• Provided text:
──────

The mother now sought to have the court impose the DV
presumption even though the parties had shared
physical and legal custody since their separation in
2008. As you can imagine, the difficulty of disproving
allegations that are ten years old is tremendous.
Fortunately the mother was found not to be credible
and the motion was denied; however, the parties spent
six days of the court's valuable time getting to that
result. Had there been a statute of limitations on
allegations which might trigger the presumption in AS
25.24.150, the case would never have been brought. A
final thought on the bill is this, and I recognize
that it may be controversial. It seems to me that the
current legislation conflates protection of the child
with protection of the former spouse. In theory, there
is no reason that the former spouse needs protection;
to the extent that it is used that way without
considering the negative impact on the relationship of
the child to the alleged perpetrator, it can actually
do harm to the child. I believe that there should be
some consideration given to narrowing the list of
triggering crimes of domestic violence to ones in
which the petitioner/plaintiff can demonstrate a
direct impact on the well-being of the actual children
involved (rather than a hypothetical or theoretical
impact on children in general, or an impact on the
other parent). I would like to see the bill amended to
require both conviction and a showing that harm
occurred or is likely to occur to the child involved
in the actual case before the court. With these minor
qualifications, I heartily applaud the legislation.

──────

• Provided records:
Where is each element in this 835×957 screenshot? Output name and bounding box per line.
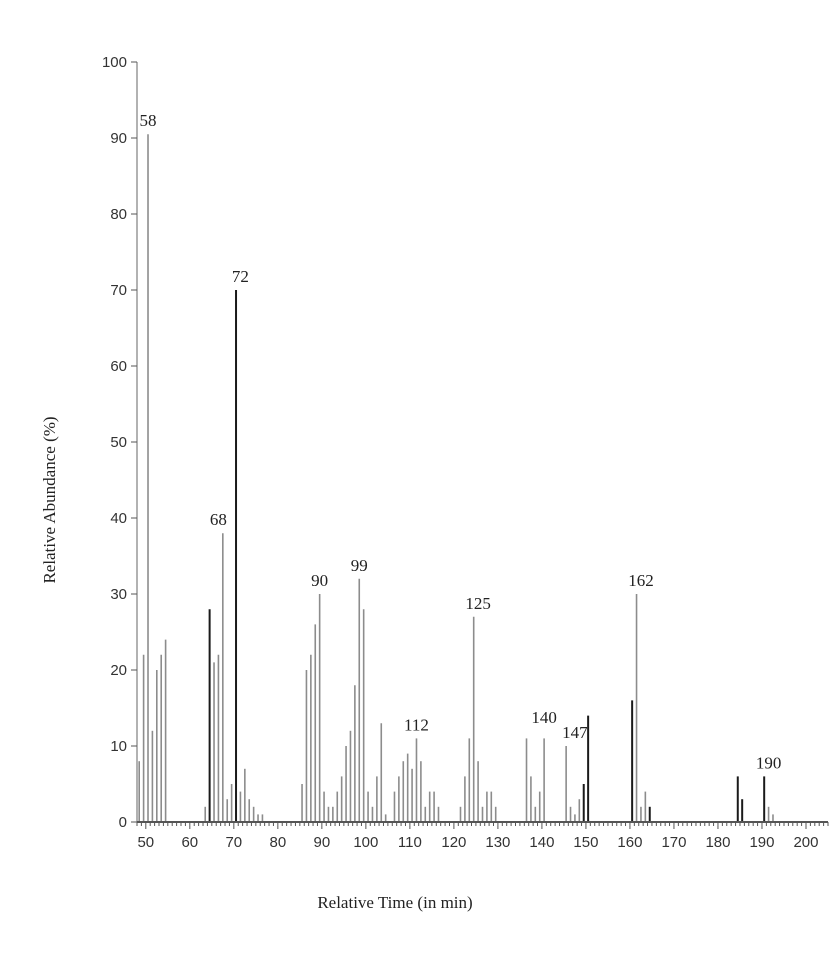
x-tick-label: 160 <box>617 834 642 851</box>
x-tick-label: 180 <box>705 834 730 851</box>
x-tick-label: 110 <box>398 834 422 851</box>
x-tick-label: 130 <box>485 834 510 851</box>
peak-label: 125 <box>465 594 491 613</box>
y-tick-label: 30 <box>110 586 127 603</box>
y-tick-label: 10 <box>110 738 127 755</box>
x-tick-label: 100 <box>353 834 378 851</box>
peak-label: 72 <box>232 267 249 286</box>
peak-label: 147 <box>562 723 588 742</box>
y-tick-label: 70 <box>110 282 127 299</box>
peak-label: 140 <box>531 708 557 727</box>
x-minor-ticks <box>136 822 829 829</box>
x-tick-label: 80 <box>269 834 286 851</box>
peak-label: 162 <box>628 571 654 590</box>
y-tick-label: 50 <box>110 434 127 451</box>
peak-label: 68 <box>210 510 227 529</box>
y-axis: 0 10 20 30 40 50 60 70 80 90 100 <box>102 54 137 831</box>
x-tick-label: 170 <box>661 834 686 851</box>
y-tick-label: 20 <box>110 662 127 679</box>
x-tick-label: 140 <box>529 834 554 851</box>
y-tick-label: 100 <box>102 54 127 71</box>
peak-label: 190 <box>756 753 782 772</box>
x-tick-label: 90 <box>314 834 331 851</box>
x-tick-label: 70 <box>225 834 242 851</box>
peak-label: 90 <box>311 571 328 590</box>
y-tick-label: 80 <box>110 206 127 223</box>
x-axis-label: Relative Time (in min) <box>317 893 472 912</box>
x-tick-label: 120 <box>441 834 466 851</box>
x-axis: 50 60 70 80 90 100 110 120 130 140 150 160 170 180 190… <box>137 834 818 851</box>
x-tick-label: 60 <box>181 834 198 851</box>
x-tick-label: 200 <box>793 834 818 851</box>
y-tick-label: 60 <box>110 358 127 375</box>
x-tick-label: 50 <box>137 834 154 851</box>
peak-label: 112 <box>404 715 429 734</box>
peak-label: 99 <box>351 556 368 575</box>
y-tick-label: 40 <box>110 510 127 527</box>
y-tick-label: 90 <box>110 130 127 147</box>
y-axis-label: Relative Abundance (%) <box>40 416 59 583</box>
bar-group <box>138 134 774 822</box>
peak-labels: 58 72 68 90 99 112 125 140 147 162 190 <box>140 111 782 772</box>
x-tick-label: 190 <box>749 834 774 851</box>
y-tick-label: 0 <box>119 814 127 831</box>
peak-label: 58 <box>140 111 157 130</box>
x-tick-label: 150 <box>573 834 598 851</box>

──────

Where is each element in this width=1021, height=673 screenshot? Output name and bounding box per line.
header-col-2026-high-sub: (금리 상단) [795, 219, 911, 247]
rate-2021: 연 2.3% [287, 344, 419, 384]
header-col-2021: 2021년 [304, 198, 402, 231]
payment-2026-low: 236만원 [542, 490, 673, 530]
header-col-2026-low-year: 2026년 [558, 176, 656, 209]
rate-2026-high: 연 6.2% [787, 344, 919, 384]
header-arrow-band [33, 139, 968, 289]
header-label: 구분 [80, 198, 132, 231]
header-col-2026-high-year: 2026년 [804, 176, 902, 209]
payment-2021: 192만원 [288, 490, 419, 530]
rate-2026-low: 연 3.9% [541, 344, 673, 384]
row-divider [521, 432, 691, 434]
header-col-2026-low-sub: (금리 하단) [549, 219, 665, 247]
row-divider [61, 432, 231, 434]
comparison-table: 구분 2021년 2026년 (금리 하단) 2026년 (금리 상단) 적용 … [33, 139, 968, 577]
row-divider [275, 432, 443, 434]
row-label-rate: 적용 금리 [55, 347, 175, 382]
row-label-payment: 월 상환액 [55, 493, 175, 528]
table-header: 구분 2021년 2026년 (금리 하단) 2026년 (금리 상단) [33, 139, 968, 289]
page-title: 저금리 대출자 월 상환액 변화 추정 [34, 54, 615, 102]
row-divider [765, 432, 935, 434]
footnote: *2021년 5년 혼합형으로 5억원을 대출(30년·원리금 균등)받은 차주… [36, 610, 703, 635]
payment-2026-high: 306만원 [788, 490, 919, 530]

──────

• Jobs:
1. According to the passage on the domestic violence presumption, how many days of the court's time did the parties spend before the motion was denied?
2. Rewrite the stretch of the passage on the domestic violence presumption from "The mother now" through "old is tremendous.", swapping "parties" for "spouses".
3. Decide whether each statement agrees with the passage on the domestic violence presumption. Answer yes or no, and quote the deciding words.
(a) The parties had shared physical and legal custody since they separated in 2008.
(b) The mother's motion was granted.
(c) The writer wants the bill amended to require a conviction alone.

• The responses:
1. Six days.

2.
The mother now sought to have the court impose the DV
presumption even though the spouses had shared
physical and legal custody since their separation in
2008. As you can imagine, the difficulty of disproving
allegations that are ten years old is tremendous.

3.
(a) Yes: "the parties had shared physical and legal custody since their separation in 2008"
(b) No: "the motion was denied"
(c) No: "require both conviction and a showing that harm occurred or is likely to occur to the child involved"